> [EXERCISE OBJECTIVE]
From the listing, collect all lines containing the word "this".

> [DATA TO USE]
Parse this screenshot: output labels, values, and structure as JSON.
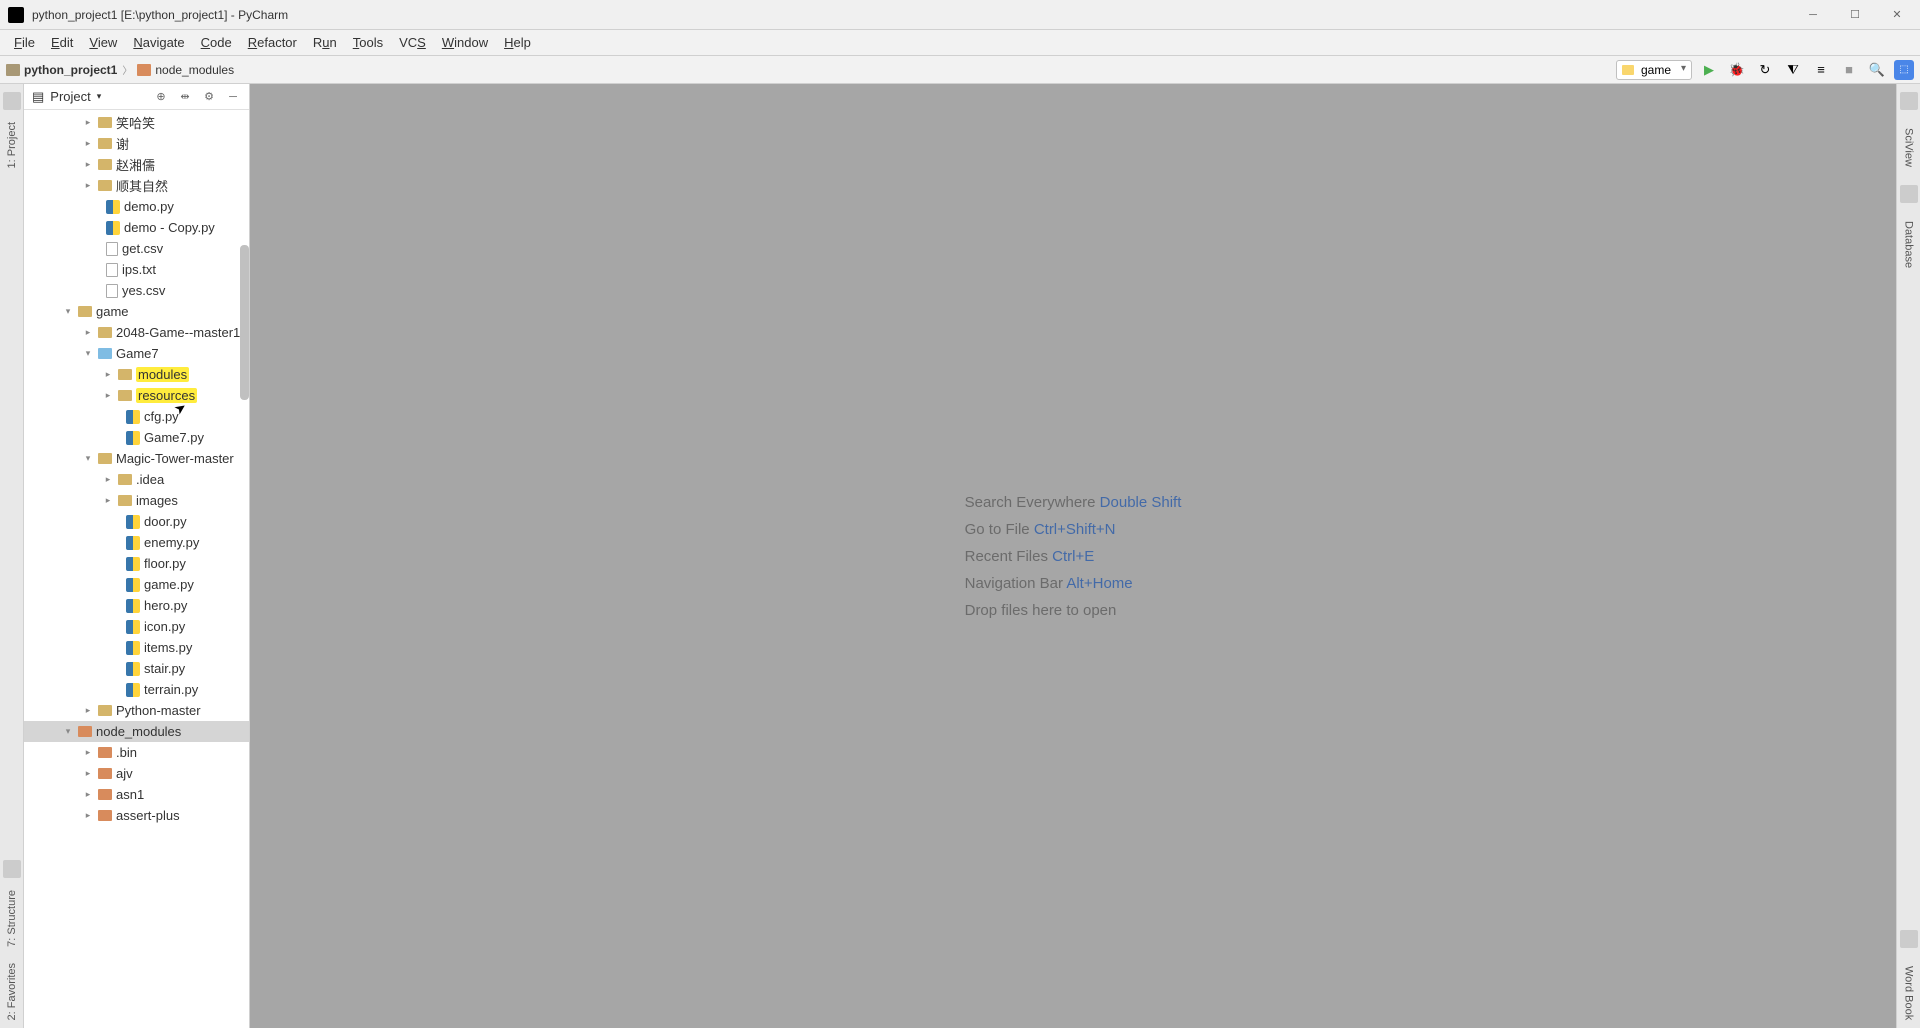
{
  "window": {
    "title": "python_project1 [E:\\python_project1] - PyCharm"
  },
  "menu": {
    "file": "File",
    "edit": "Edit",
    "view": "View",
    "navigate": "Navigate",
    "code": "Code",
    "refactor": "Refactor",
    "run": "Run",
    "tools": "Tools",
    "vcs": "VCS",
    "window": "Window",
    "help": "Help"
  },
  "breadcrumb": {
    "root": "python_project1",
    "node": "node_modules"
  },
  "toolbar": {
    "run_config": "game"
  },
  "panel": {
    "title": "Project"
  },
  "left_tabs": {
    "project": "1: Project",
    "structure": "7: Structure",
    "favorites": "2: Favorites"
  },
  "right_tabs": {
    "sciview": "SciView",
    "database": "Database",
    "wordbook": "Word Book"
  },
  "tree": {
    "f1": "笑哈笑",
    "f2": "谢",
    "f3": "赵湘儒",
    "f4": "顺其自然",
    "f5": "demo.py",
    "f6": "demo - Copy.py",
    "f7": "get.csv",
    "f8": "ips.txt",
    "f9": "yes.csv",
    "f10": "game",
    "f11": "2048-Game--master1",
    "f12": "Game7",
    "f13": "modules",
    "f14": "resources",
    "f15": "cfg.py",
    "f16": "Game7.py",
    "f17": "Magic-Tower-master",
    "f18": ".idea",
    "f19": "images",
    "f20": "door.py",
    "f21": "enemy.py",
    "f22": "floor.py",
    "f23": "game.py",
    "f24": "hero.py",
    "f25": "icon.py",
    "f26": "items.py",
    "f27": "stair.py",
    "f28": "terrain.py",
    "f29": "Python-master",
    "f30": "node_modules",
    "f31": ".bin",
    "f32": "ajv",
    "f33": "asn1",
    "f34": "assert-plus"
  },
  "hints": {
    "h1a": "Search Everywhere ",
    "h1b": "Double Shift",
    "h2a": "Go to File ",
    "h2b": "Ctrl+Shift+N",
    "h3a": "Recent Files ",
    "h3b": "Ctrl+E",
    "h4a": "Navigation Bar ",
    "h4b": "Alt+Home",
    "h5": "Drop files here to open"
  }
}
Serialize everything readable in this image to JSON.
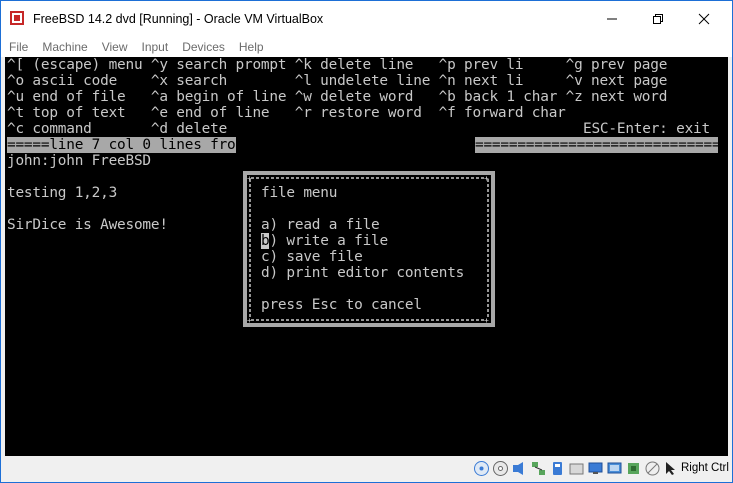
{
  "window": {
    "title": "FreeBSD 14.2 dvd [Running] - Oracle VM VirtualBox"
  },
  "menubar": {
    "items": [
      "File",
      "Machine",
      "View",
      "Input",
      "Devices",
      "Help"
    ]
  },
  "terminal": {
    "help_lines": [
      "^[ (escape) menu ^y search prompt ^k delete line   ^p prev li     ^g prev page",
      "^o ascii code    ^x search        ^l undelete line ^n next li     ^v next page",
      "^u end of file   ^a begin of line ^w delete word   ^b back 1 char ^z next word",
      "^t top of text   ^e end of line   ^r restore word  ^f forward char",
      "^c command       ^d delete"
    ],
    "esc_enter": "ESC-Enter: exit",
    "status_line": "=====line 7 col 0 lines fro",
    "status_fill": "=============================",
    "content_lines": [
      "john:john FreeBSD",
      "",
      "testing 1,2,3",
      "",
      "SirDice is Awesome!"
    ]
  },
  "dialog": {
    "title": "file menu",
    "options": [
      {
        "key": "a",
        "label": ") read a file"
      },
      {
        "key": "b",
        "label": ") write a file"
      },
      {
        "key": "c",
        "label": ") save file"
      },
      {
        "key": "d",
        "label": ") print editor contents"
      }
    ],
    "hint": "press Esc to cancel",
    "selected_key": "b"
  },
  "statusbar": {
    "host_key": "Right Ctrl",
    "icons": [
      "hard-disk-icon",
      "optical-drive-icon",
      "audio-icon",
      "network-icon",
      "usb-icon",
      "shared-folders-icon",
      "display-icon",
      "video-capture-icon",
      "cpu-icon",
      "mouse-integration-icon",
      "keyboard-icon"
    ]
  },
  "colors": {
    "terminal_fg": "#c8c8c8",
    "terminal_bg": "#000000",
    "inverse_bg": "#a8a8a8",
    "frame_accent": "#1d6fd6"
  }
}
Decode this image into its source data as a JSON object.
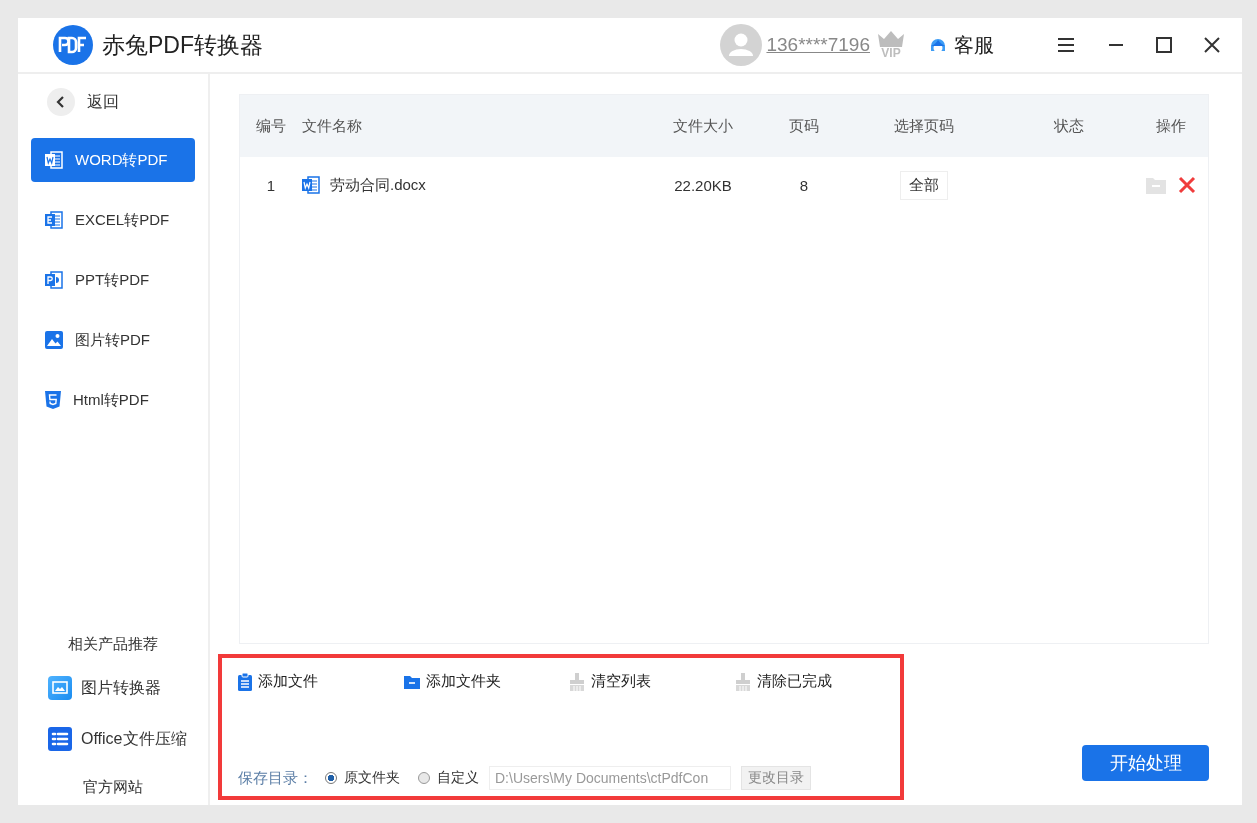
{
  "window": {
    "title": "赤兔PDF转换器"
  },
  "header": {
    "account": "136****7196",
    "vip": "VIP",
    "support": "客服"
  },
  "sidebar": {
    "back": "返回",
    "items": [
      {
        "kind": "word",
        "label": "WORD转PDF",
        "selected": true
      },
      {
        "kind": "excel",
        "label": "EXCEL转PDF",
        "selected": false
      },
      {
        "kind": "ppt",
        "label": "PPT转PDF",
        "selected": false
      },
      {
        "kind": "image",
        "label": "图片转PDF",
        "selected": false
      },
      {
        "kind": "html",
        "label": "Html转PDF",
        "selected": false
      }
    ],
    "recommend_title": "相关产品推荐",
    "products": [
      {
        "kind": "image-converter",
        "label": "图片转换器"
      },
      {
        "kind": "office-compress",
        "label": "Office文件压缩"
      }
    ],
    "website": "官方网站"
  },
  "table": {
    "columns": [
      "编号",
      "文件名称",
      "文件大小",
      "页码",
      "选择页码",
      "状态",
      "操作"
    ],
    "rows": [
      {
        "index": "1",
        "name": "劳动合同.docx",
        "size": "22.20KB",
        "pages": "8",
        "page_select": "全部"
      }
    ]
  },
  "toolbar": {
    "actions": [
      {
        "kind": "add-file",
        "label": "添加文件"
      },
      {
        "kind": "add-folder",
        "label": "添加文件夹"
      },
      {
        "kind": "clear",
        "label": "清空列表"
      },
      {
        "kind": "clear",
        "label": "清除已完成"
      }
    ],
    "save_label": "保存目录：",
    "save_options": [
      {
        "label": "原文件夹",
        "selected": true
      },
      {
        "label": "自定义",
        "selected": false
      }
    ],
    "path": "D:\\Users\\My Documents\\ctPdfCon",
    "change_dir": "更改目录"
  },
  "start_button": "开始处理"
}
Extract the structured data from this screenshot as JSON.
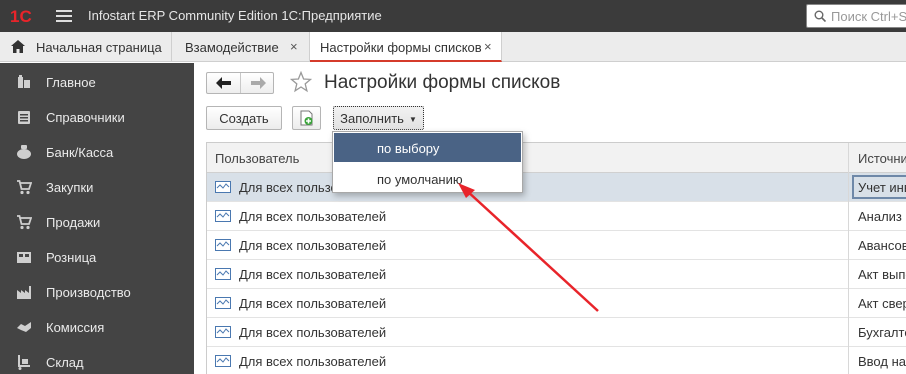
{
  "app": {
    "logo_text": "1С",
    "title": "Infostart ERP Community Edition 1С:Предприятие",
    "search_placeholder": "Поиск Ctrl+Shift+F"
  },
  "tabs": [
    {
      "label": "Начальная страница"
    },
    {
      "label": "Взамодействие",
      "close": "×"
    },
    {
      "label": "Настройки формы списков",
      "close": "×"
    }
  ],
  "sidebar": {
    "items": [
      {
        "label": "Главное",
        "icon": "main-icon"
      },
      {
        "label": "Справочники",
        "icon": "catalogs-icon"
      },
      {
        "label": "Банк/Касса",
        "icon": "bank-icon"
      },
      {
        "label": "Закупки",
        "icon": "purchases-icon"
      },
      {
        "label": "Продажи",
        "icon": "sales-icon"
      },
      {
        "label": "Розница",
        "icon": "retail-icon"
      },
      {
        "label": "Производство",
        "icon": "production-icon"
      },
      {
        "label": "Комиссия",
        "icon": "commission-icon"
      },
      {
        "label": "Склад",
        "icon": "warehouse-icon"
      }
    ]
  },
  "form": {
    "title": "Настройки формы списков",
    "create_label": "Создать",
    "fill_label": "Заполнить"
  },
  "dropdown": {
    "items": [
      "по выбору",
      "по умолчанию"
    ]
  },
  "table": {
    "columns": [
      "Пользователь",
      "Источни"
    ],
    "rows": [
      {
        "user": "Для всех пользоват",
        "source": "Учет инв"
      },
      {
        "user": "Для всех пользователей",
        "source": "Анализ"
      },
      {
        "user": "Для всех пользователей",
        "source": "Авансов"
      },
      {
        "user": "Для всех пользователей",
        "source": "Акт выпо"
      },
      {
        "user": "Для всех пользователей",
        "source": "Акт сверк"
      },
      {
        "user": "Для всех пользователей",
        "source": "Бухгалтер"
      },
      {
        "user": "Для всех пользователей",
        "source": "Ввод нач"
      }
    ]
  },
  "colors": {
    "titlebar": "#3b3b3b",
    "sidebar": "#444444",
    "accent_tab": "#d53b2b",
    "menu_highlight": "#4a6385",
    "annotation_arrow": "#e8242a"
  }
}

> [EXPECTED ANSWER]
Parse this screenshot: output labels, values, and structure as JSON.
Serialize everything readable in this image to JSON.
Decode this image into its source data as a JSON object.
Extract the structured data from this screenshot as JSON.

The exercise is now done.